> [Instruction] Set out the lines below as a Markdown table with the columns "No." and "Line." Number each row, skip blank lines, and omit the pictures.

Bounding box entries:

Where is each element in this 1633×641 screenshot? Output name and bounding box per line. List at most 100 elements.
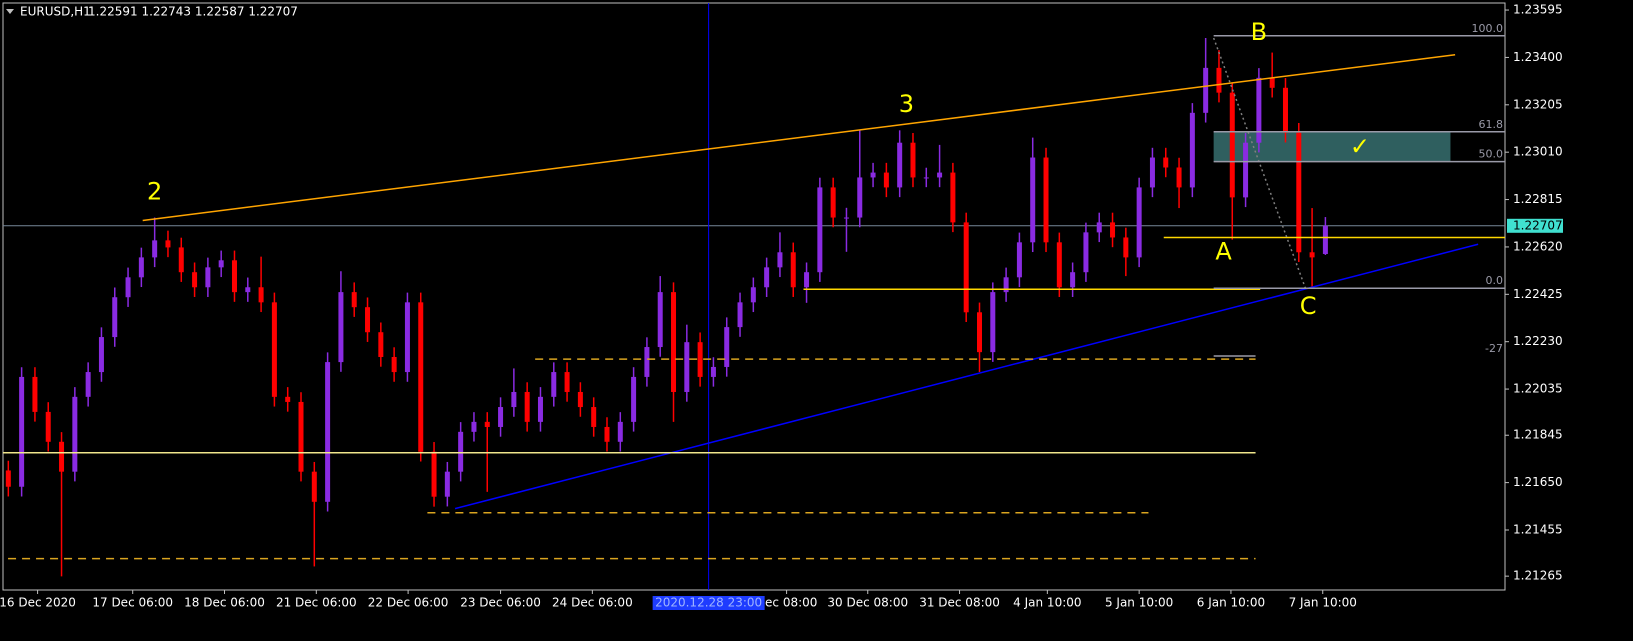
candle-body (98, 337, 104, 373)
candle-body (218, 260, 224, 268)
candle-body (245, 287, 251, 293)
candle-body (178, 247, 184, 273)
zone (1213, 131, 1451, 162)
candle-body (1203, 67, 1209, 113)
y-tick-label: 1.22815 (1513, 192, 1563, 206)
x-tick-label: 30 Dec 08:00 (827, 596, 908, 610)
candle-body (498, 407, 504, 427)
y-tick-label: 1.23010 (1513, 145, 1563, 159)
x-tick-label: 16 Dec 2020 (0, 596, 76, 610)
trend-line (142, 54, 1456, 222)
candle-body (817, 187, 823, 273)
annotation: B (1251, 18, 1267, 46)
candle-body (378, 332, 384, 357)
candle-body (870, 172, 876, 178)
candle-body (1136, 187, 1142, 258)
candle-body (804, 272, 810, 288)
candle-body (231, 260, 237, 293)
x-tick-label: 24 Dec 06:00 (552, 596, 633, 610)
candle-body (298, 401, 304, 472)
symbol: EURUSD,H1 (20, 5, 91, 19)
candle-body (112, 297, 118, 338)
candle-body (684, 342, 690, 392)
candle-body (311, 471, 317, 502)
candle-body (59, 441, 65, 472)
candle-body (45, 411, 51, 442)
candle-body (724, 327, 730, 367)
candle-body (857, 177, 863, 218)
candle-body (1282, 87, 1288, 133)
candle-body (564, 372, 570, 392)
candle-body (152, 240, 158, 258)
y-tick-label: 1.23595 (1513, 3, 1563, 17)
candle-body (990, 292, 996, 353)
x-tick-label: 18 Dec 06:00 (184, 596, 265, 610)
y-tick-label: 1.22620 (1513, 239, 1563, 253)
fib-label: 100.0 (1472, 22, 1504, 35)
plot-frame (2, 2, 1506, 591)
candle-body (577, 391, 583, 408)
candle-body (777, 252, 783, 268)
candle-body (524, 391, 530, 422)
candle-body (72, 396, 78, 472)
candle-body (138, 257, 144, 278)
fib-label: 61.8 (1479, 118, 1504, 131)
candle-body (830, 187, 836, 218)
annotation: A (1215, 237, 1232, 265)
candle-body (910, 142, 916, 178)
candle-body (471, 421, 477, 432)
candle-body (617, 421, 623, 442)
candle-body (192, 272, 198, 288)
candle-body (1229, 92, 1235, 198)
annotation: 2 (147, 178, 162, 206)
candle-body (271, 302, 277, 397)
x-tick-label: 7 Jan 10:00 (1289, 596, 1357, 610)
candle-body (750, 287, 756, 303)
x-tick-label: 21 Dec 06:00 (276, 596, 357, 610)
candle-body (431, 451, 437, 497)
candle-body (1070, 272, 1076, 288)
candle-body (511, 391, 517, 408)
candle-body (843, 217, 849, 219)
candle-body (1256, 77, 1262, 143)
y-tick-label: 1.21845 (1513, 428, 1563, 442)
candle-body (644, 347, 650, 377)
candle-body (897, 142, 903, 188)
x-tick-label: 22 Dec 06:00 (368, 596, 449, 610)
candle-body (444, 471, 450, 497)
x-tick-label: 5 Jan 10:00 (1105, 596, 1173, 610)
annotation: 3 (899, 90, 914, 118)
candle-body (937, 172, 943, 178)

> [Result of this task]
| No. | Line |
|---|---|
| 1 | Where is each element in this 1633×641 screenshot? Output name and bounding box per line. List at most 100 elements. |
| 2 | candle-body (98, 337, 104, 373) |
| 3 | candle-body (218, 260, 224, 268) |
| 4 | candle-body (245, 287, 251, 293) |
| 5 | candle-body (178, 247, 184, 273) |
| 6 | zone (1213, 131, 1451, 162) |
| 7 | candle-body (1203, 67, 1209, 113) |
| 8 | y-tick-label: 1.22815 (1513, 192, 1563, 206) |
| 9 | x-tick-label: 30 Dec 08:00 (827, 596, 908, 610) |
| 10 | candle-body (498, 407, 504, 427) |
| 11 | y-tick-label: 1.23010 (1513, 145, 1563, 159) |
| 12 | x-tick-label: 16 Dec 2020 (0, 596, 76, 610) |
| 13 | trend-line (142, 54, 1456, 222) |
| 14 | candle-body (817, 187, 823, 273) |
| 15 | annotation: B (1251, 18, 1267, 46) |
| 16 | candle-body (378, 332, 384, 357) |
| 17 | candle-body (870, 172, 876, 178) |
| 18 | candle-body (1136, 187, 1142, 258) |
| 19 | candle-body (804, 272, 810, 288) |
| 20 | candle-body (231, 260, 237, 293) |
| 21 | x-tick-label: 24 Dec 06:00 (552, 596, 633, 610) |
| 22 | candle-body (298, 401, 304, 472) |
| 23 | symbol: EURUSD,H1 (20, 5, 91, 19) |
| 24 | candle-body (112, 297, 118, 338) |
| 25 | candle-body (684, 342, 690, 392) |
| 26 | candle-body (311, 471, 317, 502) |
| 27 | candle-body (59, 441, 65, 472) |
| 28 | candle-body (45, 411, 51, 442) |
| 29 | candle-body (724, 327, 730, 367) |
| 30 | candle-body (857, 177, 863, 218) |
| 31 | candle-body (1282, 87, 1288, 133) |
| 32 | candle-body (564, 372, 570, 392) |
| 33 | candle-body (152, 240, 158, 258) |
| 34 | y-tick-label: 1.23595 (1513, 3, 1563, 17) |
| 35 | candle-body (990, 292, 996, 353) |
| 36 | x-tick-label: 18 Dec 06:00 (184, 596, 265, 610) |
| 37 | y-tick-label: 1.22620 (1513, 239, 1563, 253) |
| 38 | fib-label: 100.0 (1472, 22, 1504, 35) |
| 39 | plot-frame (2, 2, 1506, 591) |
| 40 | candle-body (577, 391, 583, 408) |
| 41 | candle-body (777, 252, 783, 268) |
| 42 | candle-body (524, 391, 530, 422) |
| 43 | candle-body (72, 396, 78, 472) |
| 44 | candle-body (138, 257, 144, 278) |
| 45 | fib-label: 61.8 (1479, 118, 1504, 131) |
| 46 | candle-body (830, 187, 836, 218) |
| 47 | annotation: A (1215, 237, 1232, 265) |
| 48 | candle-body (910, 142, 916, 178) |
| 49 | candle-body (471, 421, 477, 432) |
| 50 | candle-body (617, 421, 623, 442) |
| 51 | candle-body (192, 272, 198, 288) |
| 52 | candle-body (1229, 92, 1235, 198) |
| 53 | annotation: 2 (147, 178, 162, 206) |
| 54 | candle-body (271, 302, 277, 397) |
| 55 | x-tick-label: 7 Jan 10:00 (1289, 596, 1357, 610) |
| 56 | candle-body (750, 287, 756, 303) |
| 57 | x-tick-label: 21 Dec 06:00 (276, 596, 357, 610) |
| 58 | candle-body (431, 451, 437, 497) |
| 59 | candle-body (1070, 272, 1076, 288) |
| 60 | candle-body (511, 391, 517, 408) |
| 61 | candle-body (843, 217, 849, 219) |
| 62 | candle-body (1256, 77, 1262, 143) |
| 63 | y-tick-label: 1.21845 (1513, 428, 1563, 442) |
| 64 | candle-body (644, 347, 650, 377) |
| 65 | candle-body (897, 142, 903, 188) |
| 66 | x-tick-label: 22 Dec 06:00 (368, 596, 449, 610) |
| 67 | candle-body (444, 471, 450, 497) |
| 68 | x-tick-label: 5 Jan 10:00 (1105, 596, 1173, 610) |
| 69 | annotation: 3 (899, 90, 914, 118) |
| 70 | candle-body (937, 172, 943, 178) |